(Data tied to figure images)
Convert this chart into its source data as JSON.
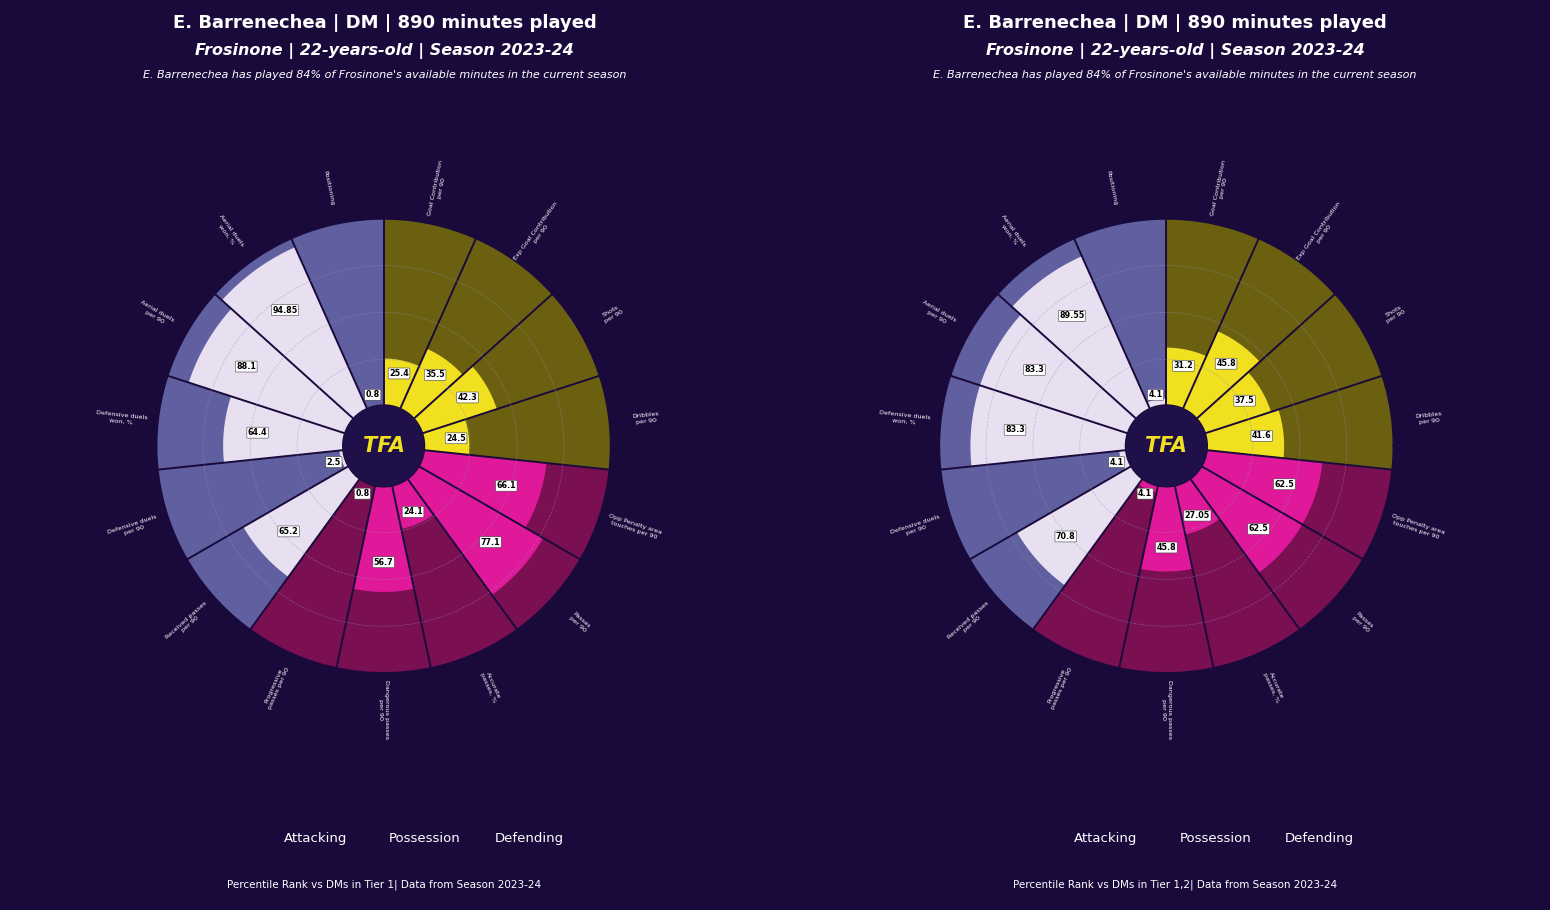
{
  "background_color": "#1a0a3c",
  "title_line1": "E. Barrenechea | DM | 890 minutes played",
  "title_line2": "Frosinone | 22-years-old | Season 2023-24",
  "subtitle": "E. Barrenechea has played 84% of Frosinone's available minutes in the current season",
  "center_text": "TFA",
  "charts": [
    {
      "footnote": "Percentile Rank vs DMs in Tier 1| Data from Season 2023-24",
      "categories": [
        "Goal Contribution\nper 90",
        "Exp Goal Contribution\nper 90",
        "Shots\nper 90",
        "Dribbles\nper 90",
        "Opp Penalty area\ntouches per 90",
        "Passes\nper 90",
        "Accurate\npasses, %",
        "Dangerous passes\nper 90",
        "Progressive\npasses per 90",
        "Received passes\nper 90",
        "Defensive duels\nper 90",
        "Defensive duels\nwon, %",
        "Aerial duels\nper 90",
        "Aerial duels\nwon, %",
        "Positioning"
      ],
      "values": [
        25.4,
        35.5,
        42.3,
        24.5,
        66.1,
        77.1,
        24.1,
        56.7,
        0.8,
        65.2,
        2.5,
        64.4,
        88.1,
        94.85,
        0.8
      ],
      "category_types": [
        "attacking",
        "attacking",
        "attacking",
        "attacking",
        "possession",
        "possession",
        "possession",
        "possession",
        "possession",
        "defending",
        "defending",
        "defending",
        "defending",
        "defending",
        "defending"
      ]
    },
    {
      "footnote": "Percentile Rank vs DMs in Tier 1,2| Data from Season 2023-24",
      "categories": [
        "Goal Contribution\nper 90",
        "Exp Goal Contribution\nper 90",
        "Shots\nper 90",
        "Dribbles\nper 90",
        "Opp Penalty area\ntouches per 90",
        "Passes\nper 90",
        "Accurate\npasses, %",
        "Dangerous passes\nper 90",
        "Progressive\npasses per 90",
        "Received passes\nper 90",
        "Defensive duels\nper 90",
        "Defensive duels\nwon, %",
        "Aerial duels\nper 90",
        "Aerial duels\nwon, %",
        "Positioning"
      ],
      "values": [
        31.2,
        45.8,
        37.5,
        41.6,
        62.5,
        62.5,
        27.05,
        45.8,
        4.1,
        70.8,
        4.1,
        83.3,
        83.3,
        89.55,
        4.1
      ],
      "category_types": [
        "attacking",
        "attacking",
        "attacking",
        "attacking",
        "possession",
        "possession",
        "possession",
        "possession",
        "possession",
        "defending",
        "defending",
        "defending",
        "defending",
        "defending",
        "defending"
      ]
    }
  ],
  "type_colors": {
    "attacking": {
      "fg": "#f0e020",
      "bg": "#6b6010"
    },
    "possession": {
      "fg": "#e0189a",
      "bg": "#7a0f52"
    },
    "defending": {
      "fg": "#e8e0f0",
      "bg": "#6060a0"
    }
  },
  "legend": [
    {
      "label": "Attacking",
      "color": "#f0e020"
    },
    {
      "label": "Possession",
      "color": "#e0189a"
    },
    {
      "label": "Defending",
      "color": "#d8d0e8"
    }
  ]
}
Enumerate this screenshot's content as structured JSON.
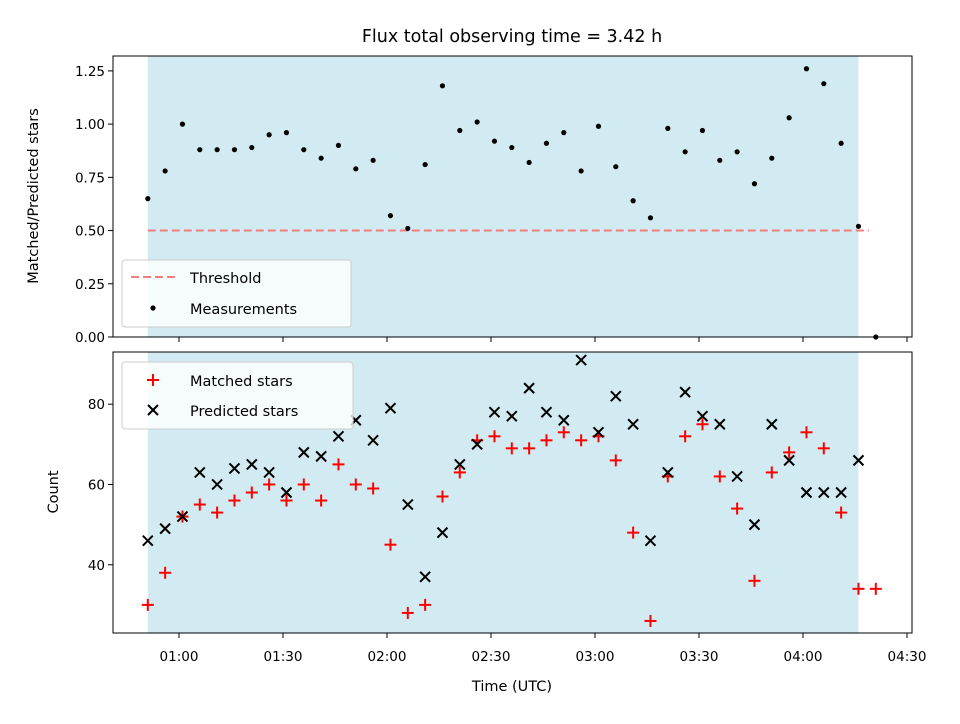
{
  "chart_data": {
    "type": "scatter",
    "title": "Flux total observing time = 3.42 h",
    "xlabel": "Time (UTC)",
    "x_ticks": [
      "01:00",
      "01:30",
      "02:00",
      "02:30",
      "03:00",
      "03:30",
      "04:00",
      "04:30"
    ],
    "observing_window": {
      "start": "00:51",
      "end": "04:16",
      "color": "#add8e6"
    },
    "top_panel": {
      "ylabel": "Matched/Predicted stars",
      "ylim": [
        0,
        1.32
      ],
      "yticks": [
        "0.00",
        "0.25",
        "0.50",
        "0.75",
        "1.00",
        "1.25"
      ],
      "legend_position": "lower-left",
      "threshold": {
        "name": "Threshold",
        "value": 0.5,
        "x_start": "00:51",
        "x_end": "04:19",
        "color": "#f08080"
      },
      "measurements": {
        "name": "Measurements",
        "color": "#000000",
        "x": [
          "00:51",
          "00:56",
          "01:01",
          "01:06",
          "01:11",
          "01:16",
          "01:21",
          "01:26",
          "01:31",
          "01:36",
          "01:41",
          "01:46",
          "01:51",
          "01:56",
          "02:01",
          "02:06",
          "02:11",
          "02:16",
          "02:21",
          "02:26",
          "02:31",
          "02:36",
          "02:41",
          "02:46",
          "02:51",
          "02:56",
          "03:01",
          "03:06",
          "03:11",
          "03:16",
          "03:21",
          "03:26",
          "03:31",
          "03:36",
          "03:41",
          "03:46",
          "03:51",
          "03:56",
          "04:01",
          "04:06",
          "04:11",
          "04:16",
          "04:21"
        ],
        "y": [
          0.65,
          0.78,
          1.0,
          0.88,
          0.88,
          0.88,
          0.89,
          0.95,
          0.96,
          0.88,
          0.84,
          0.9,
          0.79,
          0.83,
          0.57,
          0.51,
          0.81,
          1.18,
          0.97,
          1.01,
          0.92,
          0.89,
          0.82,
          0.91,
          0.96,
          0.78,
          0.99,
          0.8,
          0.64,
          0.56,
          0.98,
          0.87,
          0.97,
          0.83,
          0.87,
          0.72,
          0.84,
          1.03,
          1.26,
          1.19,
          0.91,
          0.52,
          0.0
        ]
      }
    },
    "bottom_panel": {
      "ylabel": "Count",
      "ylim": [
        23,
        93
      ],
      "yticks": [
        "40",
        "60",
        "80"
      ],
      "legend_position": "upper-left",
      "series": [
        {
          "name": "Matched stars",
          "color": "#ff0000",
          "marker": "plus",
          "x": [
            "00:51",
            "00:56",
            "01:01",
            "01:06",
            "01:11",
            "01:16",
            "01:21",
            "01:26",
            "01:31",
            "01:36",
            "01:41",
            "01:46",
            "01:51",
            "01:56",
            "02:01",
            "02:06",
            "02:11",
            "02:16",
            "02:21",
            "02:26",
            "02:31",
            "02:36",
            "02:41",
            "02:46",
            "02:51",
            "02:56",
            "03:01",
            "03:06",
            "03:11",
            "03:16",
            "03:21",
            "03:26",
            "03:31",
            "03:36",
            "03:41",
            "03:46",
            "03:51",
            "03:56",
            "04:01",
            "04:06",
            "04:11",
            "04:16",
            "04:21"
          ],
          "values": [
            30,
            38,
            52,
            55,
            53,
            56,
            58,
            60,
            56,
            60,
            56,
            65,
            60,
            59,
            45,
            28,
            30,
            57,
            63,
            71,
            72,
            69,
            69,
            71,
            73,
            71,
            72,
            66,
            48,
            26,
            62,
            72,
            75,
            62,
            54,
            36,
            63,
            68,
            73,
            69,
            53,
            34,
            34
          ]
        },
        {
          "name": "Predicted stars",
          "color": "#000000",
          "marker": "x",
          "x": [
            "00:51",
            "00:56",
            "01:01",
            "01:06",
            "01:11",
            "01:16",
            "01:21",
            "01:26",
            "01:31",
            "01:36",
            "01:41",
            "01:46",
            "01:51",
            "01:56",
            "02:01",
            "02:06",
            "02:11",
            "02:16",
            "02:21",
            "02:26",
            "02:31",
            "02:36",
            "02:41",
            "02:46",
            "02:51",
            "02:56",
            "03:01",
            "03:06",
            "03:11",
            "03:16",
            "03:21",
            "03:26",
            "03:31",
            "03:36",
            "03:41",
            "03:46",
            "03:51",
            "03:56",
            "04:01",
            "04:06",
            "04:11",
            "04:16"
          ],
          "values": [
            46,
            49,
            52,
            63,
            60,
            64,
            65,
            63,
            58,
            68,
            67,
            72,
            76,
            71,
            79,
            55,
            37,
            48,
            65,
            70,
            78,
            77,
            84,
            78,
            76,
            91,
            73,
            82,
            75,
            46,
            63,
            83,
            77,
            75,
            62,
            50,
            75,
            66,
            58,
            58,
            58,
            66
          ]
        }
      ]
    }
  }
}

TASK STATEMENT:
Copy out all of the material exactly as written, without its pictures.

RESPONSE:
Convert this chart into its source data as JSON.
{
  "background_color": "#1a0a3c",
  "title_line1": "E. Barrenechea | DM | 890 minutes played",
  "title_line2": "Frosinone | 22-years-old | Season 2023-24",
  "subtitle": "E. Barrenechea has played 84% of Frosinone's available minutes in the current season",
  "center_text": "TFA",
  "charts": [
    {
      "footnote": "Percentile Rank vs DMs in Tier 1| Data from Season 2023-24",
      "categories": [
        "Goal Contribution\nper 90",
        "Exp Goal Contribution\nper 90",
        "Shots\nper 90",
        "Dribbles\nper 90",
        "Opp Penalty area\ntouches per 90",
        "Passes\nper 90",
        "Accurate\npasses, %",
        "Dangerous passes\nper 90",
        "Progressive\npasses per 90",
        "Received passes\nper 90",
        "Defensive duels\nper 90",
        "Defensive duels\nwon, %",
        "Aerial duels\nper 90",
        "Aerial duels\nwon, %",
        "Positioning"
      ],
      "values": [
        25.4,
        35.5,
        42.3,
        24.5,
        66.1,
        77.1,
        24.1,
        56.7,
        0.8,
        65.2,
        2.5,
        64.4,
        88.1,
        94.85,
        0.8
      ],
      "category_types": [
        "attacking",
        "attacking",
        "attacking",
        "attacking",
        "possession",
        "possession",
        "possession",
        "possession",
        "possession",
        "defending",
        "defending",
        "defending",
        "defending",
        "defending",
        "defending"
      ]
    },
    {
      "footnote": "Percentile Rank vs DMs in Tier 1,2| Data from Season 2023-24",
      "categories": [
        "Goal Contribution\nper 90",
        "Exp Goal Contribution\nper 90",
        "Shots\nper 90",
        "Dribbles\nper 90",
        "Opp Penalty area\ntouches per 90",
        "Passes\nper 90",
        "Accurate\npasses, %",
        "Dangerous passes\nper 90",
        "Progressive\npasses per 90",
        "Received passes\nper 90",
        "Defensive duels\nper 90",
        "Defensive duels\nwon, %",
        "Aerial duels\nper 90",
        "Aerial duels\nwon, %",
        "Positioning"
      ],
      "values": [
        31.2,
        45.8,
        37.5,
        41.6,
        62.5,
        62.5,
        27.05,
        45.8,
        4.1,
        70.8,
        4.1,
        83.3,
        83.3,
        89.55,
        4.1
      ],
      "category_types": [
        "attacking",
        "attacking",
        "attacking",
        "attacking",
        "possession",
        "possession",
        "possession",
        "possession",
        "possession",
        "defending",
        "defending",
        "defending",
        "defending",
        "defending",
        "defending"
      ]
    }
  ],
  "type_colors": {
    "attacking": {
      "fg": "#f0e020",
      "bg": "#6b6010"
    },
    "possession": {
      "fg": "#e0189a",
      "bg": "#7a0f52"
    },
    "defending": {
      "fg": "#e8e0f0",
      "bg": "#6060a0"
    }
  },
  "legend": [
    {
      "label": "Attacking",
      "color": "#f0e020"
    },
    {
      "label": "Possession",
      "color": "#e0189a"
    },
    {
      "label": "Defending",
      "color": "#d8d0e8"
    }
  ]
}
Enumerate this screenshot's content as structured JSON.
{
  "chart_data": {
    "type": "scatter",
    "title": "Flux total observing time = 3.42 h",
    "xlabel": "Time (UTC)",
    "x_ticks": [
      "01:00",
      "01:30",
      "02:00",
      "02:30",
      "03:00",
      "03:30",
      "04:00",
      "04:30"
    ],
    "observing_window": {
      "start": "00:51",
      "end": "04:16",
      "color": "#add8e6"
    },
    "top_panel": {
      "ylabel": "Matched/Predicted stars",
      "ylim": [
        0,
        1.32
      ],
      "yticks": [
        "0.00",
        "0.25",
        "0.50",
        "0.75",
        "1.00",
        "1.25"
      ],
      "legend_position": "lower-left",
      "threshold": {
        "name": "Threshold",
        "value": 0.5,
        "x_start": "00:51",
        "x_end": "04:19",
        "color": "#f08080"
      },
      "measurements": {
        "name": "Measurements",
        "color": "#000000",
        "x": [
          "00:51",
          "00:56",
          "01:01",
          "01:06",
          "01:11",
          "01:16",
          "01:21",
          "01:26",
          "01:31",
          "01:36",
          "01:41",
          "01:46",
          "01:51",
          "01:56",
          "02:01",
          "02:06",
          "02:11",
          "02:16",
          "02:21",
          "02:26",
          "02:31",
          "02:36",
          "02:41",
          "02:46",
          "02:51",
          "02:56",
          "03:01",
          "03:06",
          "03:11",
          "03:16",
          "03:21",
          "03:26",
          "03:31",
          "03:36",
          "03:41",
          "03:46",
          "03:51",
          "03:56",
          "04:01",
          "04:06",
          "04:11",
          "04:16",
          "04:21"
        ],
        "y": [
          0.65,
          0.78,
          1.0,
          0.88,
          0.88,
          0.88,
          0.89,
          0.95,
          0.96,
          0.88,
          0.84,
          0.9,
          0.79,
          0.83,
          0.57,
          0.51,
          0.81,
          1.18,
          0.97,
          1.01,
          0.92,
          0.89,
          0.82,
          0.91,
          0.96,
          0.78,
          0.99,
          0.8,
          0.64,
          0.56,
          0.98,
          0.87,
          0.97,
          0.83,
          0.87,
          0.72,
          0.84,
          1.03,
          1.26,
          1.19,
          0.91,
          0.52,
          0.0
        ]
      }
    },
    "bottom_panel": {
      "ylabel": "Count",
      "ylim": [
        23,
        93
      ],
      "yticks": [
        "40",
        "60",
        "80"
      ],
      "legend_position": "upper-left",
      "series": [
        {
          "name": "Matched stars",
          "color": "#ff0000",
          "marker": "plus",
          "x": [
            "00:51",
            "00:56",
            "01:01",
            "01:06",
            "01:11",
            "01:16",
            "01:21",
            "01:26",
            "01:31",
            "01:36",
            "01:41",
            "01:46",
            "01:51",
            "01:56",
            "02:01",
            "02:06",
            "02:11",
            "02:16",
            "02:21",
            "02:26",
            "02:31",
            "02:36",
            "02:41",
            "02:46",
            "02:51",
            "02:56",
            "03:01",
            "03:06",
            "03:11",
            "03:16",
            "03:21",
            "03:26",
            "03:31",
            "03:36",
            "03:41",
            "03:46",
            "03:51",
            "03:56",
            "04:01",
            "04:06",
            "04:11",
            "04:16",
            "04:21"
          ],
          "values": [
            30,
            38,
            52,
            55,
            53,
            56,
            58,
            60,
            56,
            60,
            56,
            65,
            60,
            59,
            45,
            28,
            30,
            57,
            63,
            71,
            72,
            69,
            69,
            71,
            73,
            71,
            72,
            66,
            48,
            26,
            62,
            72,
            75,
            62,
            54,
            36,
            63,
            68,
            73,
            69,
            53,
            34,
            34
          ]
        },
        {
          "name": "Predicted stars",
          "color": "#000000",
          "marker": "x",
          "x": [
            "00:51",
            "00:56",
            "01:01",
            "01:06",
            "01:11",
            "01:16",
            "01:21",
            "01:26",
            "01:31",
            "01:36",
            "01:41",
            "01:46",
            "01:51",
            "01:56",
            "02:01",
            "02:06",
            "02:11",
            "02:16",
            "02:21",
            "02:26",
            "02:31",
            "02:36",
            "02:41",
            "02:46",
            "02:51",
            "02:56",
            "03:01",
            "03:06",
            "03:11",
            "03:16",
            "03:21",
            "03:26",
            "03:31",
            "03:36",
            "03:41",
            "03:46",
            "03:51",
            "03:56",
            "04:01",
            "04:06",
            "04:11",
            "04:16"
          ],
          "values": [
            46,
            49,
            52,
            63,
            60,
            64,
            65,
            63,
            58,
            68,
            67,
            72,
            76,
            71,
            79,
            55,
            37,
            48,
            65,
            70,
            78,
            77,
            84,
            78,
            76,
            91,
            73,
            82,
            75,
            46,
            63,
            83,
            77,
            75,
            62,
            50,
            75,
            66,
            58,
            58,
            58,
            66
          ]
        }
      ]
    }
  }
}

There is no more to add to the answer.